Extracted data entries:
_ _ _ _ _

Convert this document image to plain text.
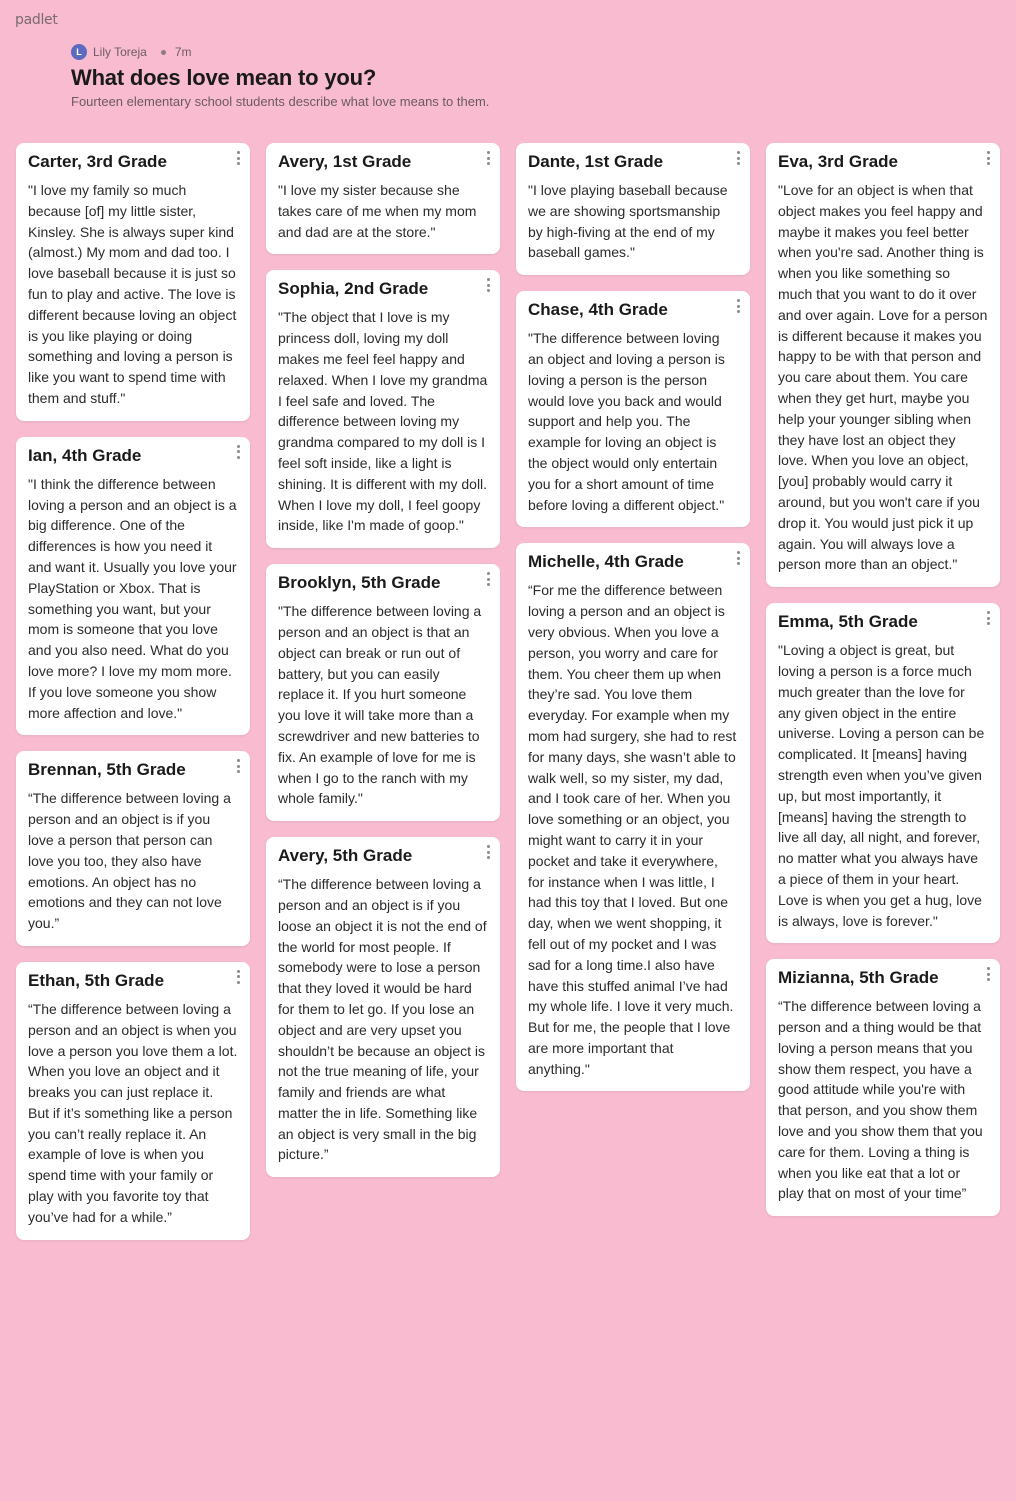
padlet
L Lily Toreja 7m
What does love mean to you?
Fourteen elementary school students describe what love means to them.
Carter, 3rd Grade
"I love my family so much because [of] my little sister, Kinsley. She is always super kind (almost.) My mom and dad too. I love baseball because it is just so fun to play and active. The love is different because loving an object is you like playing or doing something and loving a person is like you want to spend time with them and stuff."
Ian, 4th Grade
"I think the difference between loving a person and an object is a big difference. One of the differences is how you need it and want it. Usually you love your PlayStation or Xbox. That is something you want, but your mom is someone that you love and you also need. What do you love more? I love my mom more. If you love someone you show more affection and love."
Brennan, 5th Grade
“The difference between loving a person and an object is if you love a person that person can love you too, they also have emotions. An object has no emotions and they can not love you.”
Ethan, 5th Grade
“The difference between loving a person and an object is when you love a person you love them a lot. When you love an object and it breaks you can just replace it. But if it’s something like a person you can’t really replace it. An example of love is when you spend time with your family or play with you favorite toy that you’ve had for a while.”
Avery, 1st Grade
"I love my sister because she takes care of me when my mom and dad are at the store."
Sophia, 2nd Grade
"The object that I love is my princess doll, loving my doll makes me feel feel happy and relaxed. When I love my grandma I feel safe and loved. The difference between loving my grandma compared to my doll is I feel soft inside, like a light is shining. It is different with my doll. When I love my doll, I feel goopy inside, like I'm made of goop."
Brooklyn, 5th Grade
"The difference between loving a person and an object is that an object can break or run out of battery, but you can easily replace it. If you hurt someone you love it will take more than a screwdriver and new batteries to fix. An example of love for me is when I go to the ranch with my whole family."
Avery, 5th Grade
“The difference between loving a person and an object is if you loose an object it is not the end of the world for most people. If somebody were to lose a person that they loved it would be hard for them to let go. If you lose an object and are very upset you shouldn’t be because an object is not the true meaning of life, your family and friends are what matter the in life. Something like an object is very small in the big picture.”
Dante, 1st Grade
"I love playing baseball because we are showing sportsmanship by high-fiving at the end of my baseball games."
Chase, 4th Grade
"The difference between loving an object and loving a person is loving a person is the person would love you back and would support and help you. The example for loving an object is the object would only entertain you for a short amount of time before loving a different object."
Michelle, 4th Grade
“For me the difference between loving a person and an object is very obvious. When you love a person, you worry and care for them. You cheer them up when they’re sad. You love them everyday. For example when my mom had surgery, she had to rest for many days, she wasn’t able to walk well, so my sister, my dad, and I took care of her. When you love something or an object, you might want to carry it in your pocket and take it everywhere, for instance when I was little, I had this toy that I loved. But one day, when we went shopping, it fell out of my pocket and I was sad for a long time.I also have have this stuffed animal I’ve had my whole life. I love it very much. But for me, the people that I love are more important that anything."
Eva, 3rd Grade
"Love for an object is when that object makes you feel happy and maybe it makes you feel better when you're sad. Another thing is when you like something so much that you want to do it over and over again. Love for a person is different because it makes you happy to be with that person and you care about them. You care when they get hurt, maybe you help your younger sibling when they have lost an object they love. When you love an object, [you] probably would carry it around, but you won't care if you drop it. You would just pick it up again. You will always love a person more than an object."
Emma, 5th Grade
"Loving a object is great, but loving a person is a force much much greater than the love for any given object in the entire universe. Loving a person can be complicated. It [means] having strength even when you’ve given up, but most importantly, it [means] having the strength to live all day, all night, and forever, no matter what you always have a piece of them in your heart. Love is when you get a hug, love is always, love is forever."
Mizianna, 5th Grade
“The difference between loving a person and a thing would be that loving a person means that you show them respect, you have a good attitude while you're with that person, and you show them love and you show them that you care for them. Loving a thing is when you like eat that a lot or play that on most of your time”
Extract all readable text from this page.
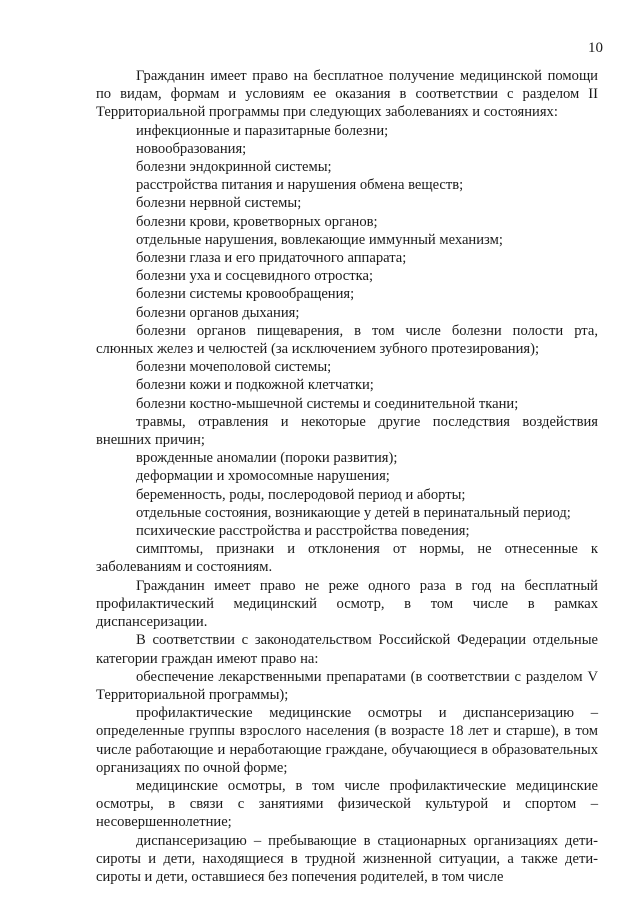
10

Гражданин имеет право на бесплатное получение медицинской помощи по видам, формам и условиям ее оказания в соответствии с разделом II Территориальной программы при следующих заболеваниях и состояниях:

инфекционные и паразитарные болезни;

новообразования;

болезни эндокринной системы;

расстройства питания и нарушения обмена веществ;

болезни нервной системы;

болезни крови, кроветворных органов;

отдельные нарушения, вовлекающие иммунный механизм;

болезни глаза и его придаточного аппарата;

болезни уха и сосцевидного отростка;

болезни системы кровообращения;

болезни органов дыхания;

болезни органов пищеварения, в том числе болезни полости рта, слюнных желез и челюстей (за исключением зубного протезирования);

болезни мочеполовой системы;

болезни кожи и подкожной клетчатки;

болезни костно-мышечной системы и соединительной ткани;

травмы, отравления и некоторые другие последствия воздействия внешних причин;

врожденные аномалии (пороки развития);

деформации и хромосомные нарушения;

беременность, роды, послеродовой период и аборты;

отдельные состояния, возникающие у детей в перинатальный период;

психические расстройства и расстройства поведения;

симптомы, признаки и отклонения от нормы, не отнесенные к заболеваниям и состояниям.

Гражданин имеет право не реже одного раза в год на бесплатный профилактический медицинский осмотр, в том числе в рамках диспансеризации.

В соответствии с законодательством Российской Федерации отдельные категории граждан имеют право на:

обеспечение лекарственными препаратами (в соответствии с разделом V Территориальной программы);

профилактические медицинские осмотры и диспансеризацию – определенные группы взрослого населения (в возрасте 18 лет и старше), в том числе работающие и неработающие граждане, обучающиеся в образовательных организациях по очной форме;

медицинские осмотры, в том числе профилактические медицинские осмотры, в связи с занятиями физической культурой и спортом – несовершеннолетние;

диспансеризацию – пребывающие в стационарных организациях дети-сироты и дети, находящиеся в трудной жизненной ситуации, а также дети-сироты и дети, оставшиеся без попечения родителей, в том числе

_ _ _ _ _

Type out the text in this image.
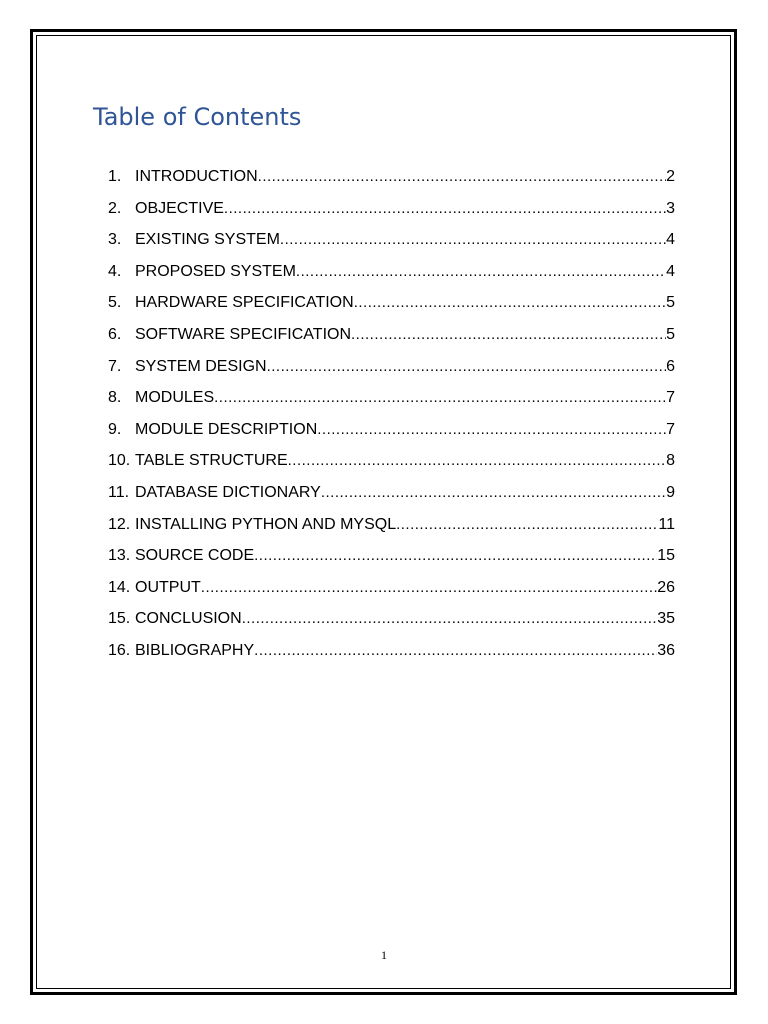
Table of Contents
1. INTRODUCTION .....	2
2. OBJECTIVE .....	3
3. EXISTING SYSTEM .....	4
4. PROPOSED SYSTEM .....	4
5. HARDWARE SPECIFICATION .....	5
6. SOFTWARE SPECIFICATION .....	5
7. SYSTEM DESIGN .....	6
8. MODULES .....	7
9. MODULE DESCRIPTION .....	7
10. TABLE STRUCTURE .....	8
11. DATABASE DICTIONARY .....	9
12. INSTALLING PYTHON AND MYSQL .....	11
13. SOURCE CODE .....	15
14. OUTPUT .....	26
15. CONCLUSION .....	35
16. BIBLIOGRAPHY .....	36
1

_ _ _ _ _

Each line containing "this" counts once; state the total number of such lines and nothing else.

THE ANSWER:
4